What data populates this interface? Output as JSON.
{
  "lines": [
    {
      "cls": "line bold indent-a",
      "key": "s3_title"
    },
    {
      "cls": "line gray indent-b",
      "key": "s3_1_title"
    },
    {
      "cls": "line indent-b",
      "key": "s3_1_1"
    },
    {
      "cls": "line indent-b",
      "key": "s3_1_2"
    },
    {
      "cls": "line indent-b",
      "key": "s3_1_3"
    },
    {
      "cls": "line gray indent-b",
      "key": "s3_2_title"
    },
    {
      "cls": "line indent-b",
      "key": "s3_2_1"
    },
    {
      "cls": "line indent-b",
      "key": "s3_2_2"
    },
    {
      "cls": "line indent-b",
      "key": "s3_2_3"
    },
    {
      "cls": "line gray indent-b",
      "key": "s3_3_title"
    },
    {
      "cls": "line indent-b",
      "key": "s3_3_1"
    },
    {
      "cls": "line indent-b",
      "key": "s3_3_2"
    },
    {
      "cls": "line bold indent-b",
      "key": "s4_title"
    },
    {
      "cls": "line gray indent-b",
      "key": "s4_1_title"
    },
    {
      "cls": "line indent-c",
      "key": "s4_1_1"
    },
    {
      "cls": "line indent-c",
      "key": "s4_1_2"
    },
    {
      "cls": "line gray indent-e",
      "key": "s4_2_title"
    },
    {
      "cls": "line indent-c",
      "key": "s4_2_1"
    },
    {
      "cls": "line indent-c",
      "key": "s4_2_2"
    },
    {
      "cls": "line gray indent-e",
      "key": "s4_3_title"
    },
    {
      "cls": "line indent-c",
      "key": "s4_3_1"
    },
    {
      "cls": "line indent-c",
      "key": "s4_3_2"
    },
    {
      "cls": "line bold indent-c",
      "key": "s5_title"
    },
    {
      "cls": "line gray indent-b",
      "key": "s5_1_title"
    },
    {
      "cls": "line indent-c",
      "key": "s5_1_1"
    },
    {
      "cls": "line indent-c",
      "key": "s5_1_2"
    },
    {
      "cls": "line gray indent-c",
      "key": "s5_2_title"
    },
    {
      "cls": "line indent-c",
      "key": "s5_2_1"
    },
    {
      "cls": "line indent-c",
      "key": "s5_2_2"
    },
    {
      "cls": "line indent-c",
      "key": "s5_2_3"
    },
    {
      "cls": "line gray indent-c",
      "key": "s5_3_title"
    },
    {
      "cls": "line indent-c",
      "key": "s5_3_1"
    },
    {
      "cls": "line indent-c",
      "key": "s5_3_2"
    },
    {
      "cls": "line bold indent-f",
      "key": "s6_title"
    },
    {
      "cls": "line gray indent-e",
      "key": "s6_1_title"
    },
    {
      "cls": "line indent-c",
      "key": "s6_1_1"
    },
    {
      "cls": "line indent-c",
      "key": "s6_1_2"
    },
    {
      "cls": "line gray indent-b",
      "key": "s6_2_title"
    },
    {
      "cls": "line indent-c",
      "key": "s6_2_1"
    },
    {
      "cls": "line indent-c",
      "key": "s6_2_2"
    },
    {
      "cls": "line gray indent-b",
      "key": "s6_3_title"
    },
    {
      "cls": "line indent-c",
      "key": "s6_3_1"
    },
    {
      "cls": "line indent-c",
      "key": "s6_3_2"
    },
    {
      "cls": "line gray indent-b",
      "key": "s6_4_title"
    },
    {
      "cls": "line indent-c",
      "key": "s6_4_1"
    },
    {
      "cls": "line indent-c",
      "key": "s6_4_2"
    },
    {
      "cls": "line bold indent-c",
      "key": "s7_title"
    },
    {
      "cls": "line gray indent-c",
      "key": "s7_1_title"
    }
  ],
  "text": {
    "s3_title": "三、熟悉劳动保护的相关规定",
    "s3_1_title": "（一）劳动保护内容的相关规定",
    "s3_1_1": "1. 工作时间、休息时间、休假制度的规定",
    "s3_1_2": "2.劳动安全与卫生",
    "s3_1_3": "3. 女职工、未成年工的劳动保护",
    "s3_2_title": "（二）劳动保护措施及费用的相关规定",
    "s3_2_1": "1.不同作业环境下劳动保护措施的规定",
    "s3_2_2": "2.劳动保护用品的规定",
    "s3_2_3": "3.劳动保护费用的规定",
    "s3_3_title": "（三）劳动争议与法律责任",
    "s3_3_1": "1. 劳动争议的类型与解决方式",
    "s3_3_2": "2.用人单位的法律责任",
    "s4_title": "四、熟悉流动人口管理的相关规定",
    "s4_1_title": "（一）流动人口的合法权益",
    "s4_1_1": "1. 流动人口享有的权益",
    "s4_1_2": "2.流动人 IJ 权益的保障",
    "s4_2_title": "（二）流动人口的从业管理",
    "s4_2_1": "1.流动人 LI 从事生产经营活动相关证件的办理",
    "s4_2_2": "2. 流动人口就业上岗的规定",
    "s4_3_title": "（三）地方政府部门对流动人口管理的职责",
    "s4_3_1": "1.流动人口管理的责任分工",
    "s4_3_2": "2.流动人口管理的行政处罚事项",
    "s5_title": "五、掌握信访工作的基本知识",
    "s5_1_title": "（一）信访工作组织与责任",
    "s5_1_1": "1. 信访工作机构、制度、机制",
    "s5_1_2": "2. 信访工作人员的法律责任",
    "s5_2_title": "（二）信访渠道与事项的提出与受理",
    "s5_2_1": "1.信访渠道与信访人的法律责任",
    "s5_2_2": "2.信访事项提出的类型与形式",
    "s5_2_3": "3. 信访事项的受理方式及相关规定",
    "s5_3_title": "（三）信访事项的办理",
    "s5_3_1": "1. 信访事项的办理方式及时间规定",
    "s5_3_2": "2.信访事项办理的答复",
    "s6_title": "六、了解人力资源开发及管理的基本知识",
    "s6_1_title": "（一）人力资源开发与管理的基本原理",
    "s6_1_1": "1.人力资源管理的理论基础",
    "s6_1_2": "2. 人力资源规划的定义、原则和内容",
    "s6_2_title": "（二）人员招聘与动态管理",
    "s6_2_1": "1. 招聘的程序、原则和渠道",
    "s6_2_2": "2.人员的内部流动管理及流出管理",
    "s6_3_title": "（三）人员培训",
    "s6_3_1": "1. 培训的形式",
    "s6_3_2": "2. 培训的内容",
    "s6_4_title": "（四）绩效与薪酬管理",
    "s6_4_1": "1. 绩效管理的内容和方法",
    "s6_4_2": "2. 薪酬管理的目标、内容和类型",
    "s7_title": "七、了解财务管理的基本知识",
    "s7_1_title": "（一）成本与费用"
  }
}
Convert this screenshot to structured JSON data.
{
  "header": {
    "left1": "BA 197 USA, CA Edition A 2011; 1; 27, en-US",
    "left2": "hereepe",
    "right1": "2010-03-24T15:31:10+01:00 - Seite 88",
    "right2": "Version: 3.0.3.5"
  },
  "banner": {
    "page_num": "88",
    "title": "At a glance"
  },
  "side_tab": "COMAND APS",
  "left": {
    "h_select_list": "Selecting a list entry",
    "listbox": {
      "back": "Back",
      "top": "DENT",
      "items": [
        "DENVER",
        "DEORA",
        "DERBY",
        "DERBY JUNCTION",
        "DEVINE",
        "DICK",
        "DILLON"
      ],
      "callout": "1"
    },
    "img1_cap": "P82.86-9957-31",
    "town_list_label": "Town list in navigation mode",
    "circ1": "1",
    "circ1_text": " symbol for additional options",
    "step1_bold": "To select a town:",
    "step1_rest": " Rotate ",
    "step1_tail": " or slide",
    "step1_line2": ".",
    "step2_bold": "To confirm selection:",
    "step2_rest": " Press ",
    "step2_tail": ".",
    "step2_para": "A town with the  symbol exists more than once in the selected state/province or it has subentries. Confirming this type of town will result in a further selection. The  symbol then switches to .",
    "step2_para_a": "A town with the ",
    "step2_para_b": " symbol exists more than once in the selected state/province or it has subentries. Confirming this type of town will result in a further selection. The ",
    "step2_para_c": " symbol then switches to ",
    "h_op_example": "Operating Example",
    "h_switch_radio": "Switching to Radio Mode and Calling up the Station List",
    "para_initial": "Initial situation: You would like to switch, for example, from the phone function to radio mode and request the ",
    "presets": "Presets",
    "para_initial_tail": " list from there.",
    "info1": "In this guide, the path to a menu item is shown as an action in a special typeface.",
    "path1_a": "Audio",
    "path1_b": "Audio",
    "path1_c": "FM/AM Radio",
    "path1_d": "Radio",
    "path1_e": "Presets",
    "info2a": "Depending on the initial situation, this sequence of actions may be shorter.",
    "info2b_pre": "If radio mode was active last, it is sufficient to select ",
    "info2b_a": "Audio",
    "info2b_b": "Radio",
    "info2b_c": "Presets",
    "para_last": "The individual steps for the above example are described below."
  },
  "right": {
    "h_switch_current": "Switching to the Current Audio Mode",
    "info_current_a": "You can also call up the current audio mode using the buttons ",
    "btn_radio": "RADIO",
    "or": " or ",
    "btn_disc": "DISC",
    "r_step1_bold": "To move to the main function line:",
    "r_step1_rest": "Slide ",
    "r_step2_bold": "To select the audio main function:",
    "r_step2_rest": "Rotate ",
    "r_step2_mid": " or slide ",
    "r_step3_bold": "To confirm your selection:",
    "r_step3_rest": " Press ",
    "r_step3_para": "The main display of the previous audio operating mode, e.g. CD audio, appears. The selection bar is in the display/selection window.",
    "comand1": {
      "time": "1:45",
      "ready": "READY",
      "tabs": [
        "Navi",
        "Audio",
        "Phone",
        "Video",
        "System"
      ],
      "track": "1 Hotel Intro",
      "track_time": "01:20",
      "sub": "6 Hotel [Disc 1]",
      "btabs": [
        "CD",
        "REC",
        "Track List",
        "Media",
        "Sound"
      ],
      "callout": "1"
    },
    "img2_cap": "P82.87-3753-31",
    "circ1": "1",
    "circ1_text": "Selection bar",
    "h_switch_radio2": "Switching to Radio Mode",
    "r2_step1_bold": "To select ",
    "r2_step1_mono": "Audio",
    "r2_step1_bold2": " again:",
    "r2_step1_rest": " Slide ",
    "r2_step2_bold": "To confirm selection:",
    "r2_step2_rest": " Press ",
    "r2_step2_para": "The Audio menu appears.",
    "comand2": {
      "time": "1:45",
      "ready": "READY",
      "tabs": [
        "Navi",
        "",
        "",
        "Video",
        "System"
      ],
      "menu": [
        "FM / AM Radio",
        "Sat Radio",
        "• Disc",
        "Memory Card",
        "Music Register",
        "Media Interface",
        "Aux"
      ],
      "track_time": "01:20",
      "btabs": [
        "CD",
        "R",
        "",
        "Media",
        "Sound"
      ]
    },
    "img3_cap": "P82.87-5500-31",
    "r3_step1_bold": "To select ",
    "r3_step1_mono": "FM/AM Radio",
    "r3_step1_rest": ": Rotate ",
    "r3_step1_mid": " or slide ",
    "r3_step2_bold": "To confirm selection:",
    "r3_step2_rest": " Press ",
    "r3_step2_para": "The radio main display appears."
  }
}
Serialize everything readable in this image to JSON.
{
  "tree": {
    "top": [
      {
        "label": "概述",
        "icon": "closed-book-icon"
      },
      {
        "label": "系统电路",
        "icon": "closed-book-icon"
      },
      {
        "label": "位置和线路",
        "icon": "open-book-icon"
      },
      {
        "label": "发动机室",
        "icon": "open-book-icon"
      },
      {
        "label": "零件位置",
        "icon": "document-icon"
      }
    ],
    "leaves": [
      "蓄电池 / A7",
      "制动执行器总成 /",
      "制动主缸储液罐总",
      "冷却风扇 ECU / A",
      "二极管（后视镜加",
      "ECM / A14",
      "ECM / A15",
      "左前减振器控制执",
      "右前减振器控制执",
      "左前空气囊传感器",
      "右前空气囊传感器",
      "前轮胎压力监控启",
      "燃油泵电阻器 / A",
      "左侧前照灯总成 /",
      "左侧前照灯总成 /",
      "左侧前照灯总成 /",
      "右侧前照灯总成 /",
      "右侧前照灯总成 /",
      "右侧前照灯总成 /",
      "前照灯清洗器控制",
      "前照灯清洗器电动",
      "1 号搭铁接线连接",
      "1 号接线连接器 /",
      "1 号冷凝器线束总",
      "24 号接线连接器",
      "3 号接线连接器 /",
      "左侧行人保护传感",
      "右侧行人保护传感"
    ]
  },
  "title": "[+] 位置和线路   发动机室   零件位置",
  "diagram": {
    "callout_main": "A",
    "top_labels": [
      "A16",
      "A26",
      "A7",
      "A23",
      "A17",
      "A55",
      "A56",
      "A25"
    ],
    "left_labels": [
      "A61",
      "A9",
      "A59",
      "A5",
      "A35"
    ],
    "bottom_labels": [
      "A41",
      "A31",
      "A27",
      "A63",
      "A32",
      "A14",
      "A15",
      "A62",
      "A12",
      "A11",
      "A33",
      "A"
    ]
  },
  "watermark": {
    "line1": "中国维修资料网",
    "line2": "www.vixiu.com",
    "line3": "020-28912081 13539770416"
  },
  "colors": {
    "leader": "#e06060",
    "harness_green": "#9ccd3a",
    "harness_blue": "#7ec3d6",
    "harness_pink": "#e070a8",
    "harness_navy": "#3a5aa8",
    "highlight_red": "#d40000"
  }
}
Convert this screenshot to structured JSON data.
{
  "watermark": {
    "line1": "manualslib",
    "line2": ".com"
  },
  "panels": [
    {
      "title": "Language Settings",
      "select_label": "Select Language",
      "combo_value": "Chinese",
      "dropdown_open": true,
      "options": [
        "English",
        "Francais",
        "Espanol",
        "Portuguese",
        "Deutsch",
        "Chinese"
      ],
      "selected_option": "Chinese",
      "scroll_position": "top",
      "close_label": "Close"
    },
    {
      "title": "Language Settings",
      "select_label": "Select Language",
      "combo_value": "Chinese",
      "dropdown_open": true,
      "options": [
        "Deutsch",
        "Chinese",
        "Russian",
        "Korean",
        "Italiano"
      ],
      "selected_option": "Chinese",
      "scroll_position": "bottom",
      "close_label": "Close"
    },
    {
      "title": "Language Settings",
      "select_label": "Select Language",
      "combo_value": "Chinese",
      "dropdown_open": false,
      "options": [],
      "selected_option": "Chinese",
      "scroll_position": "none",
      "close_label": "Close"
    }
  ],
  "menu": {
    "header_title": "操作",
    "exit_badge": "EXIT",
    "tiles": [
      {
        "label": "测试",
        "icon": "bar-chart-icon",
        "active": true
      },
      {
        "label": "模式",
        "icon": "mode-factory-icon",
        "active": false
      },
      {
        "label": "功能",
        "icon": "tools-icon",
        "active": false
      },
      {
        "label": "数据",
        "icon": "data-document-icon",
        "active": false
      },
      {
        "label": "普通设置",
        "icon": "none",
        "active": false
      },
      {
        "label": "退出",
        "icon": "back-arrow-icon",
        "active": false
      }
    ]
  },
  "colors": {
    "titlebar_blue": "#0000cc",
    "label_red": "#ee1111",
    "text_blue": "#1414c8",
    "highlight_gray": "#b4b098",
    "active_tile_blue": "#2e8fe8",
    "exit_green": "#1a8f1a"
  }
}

───

**To be done:** Extract each line holding the word "appears" from the records.

**Result for this exercise:**
    "r_step3_para": "The main display of the previous audio operating mode, e.g. CD audio, appears. The selection bar is in the display/selection window.",
    "r2_step2_para": "The Audio menu appears.",
    "r3_step2_para": "The radio main display appears."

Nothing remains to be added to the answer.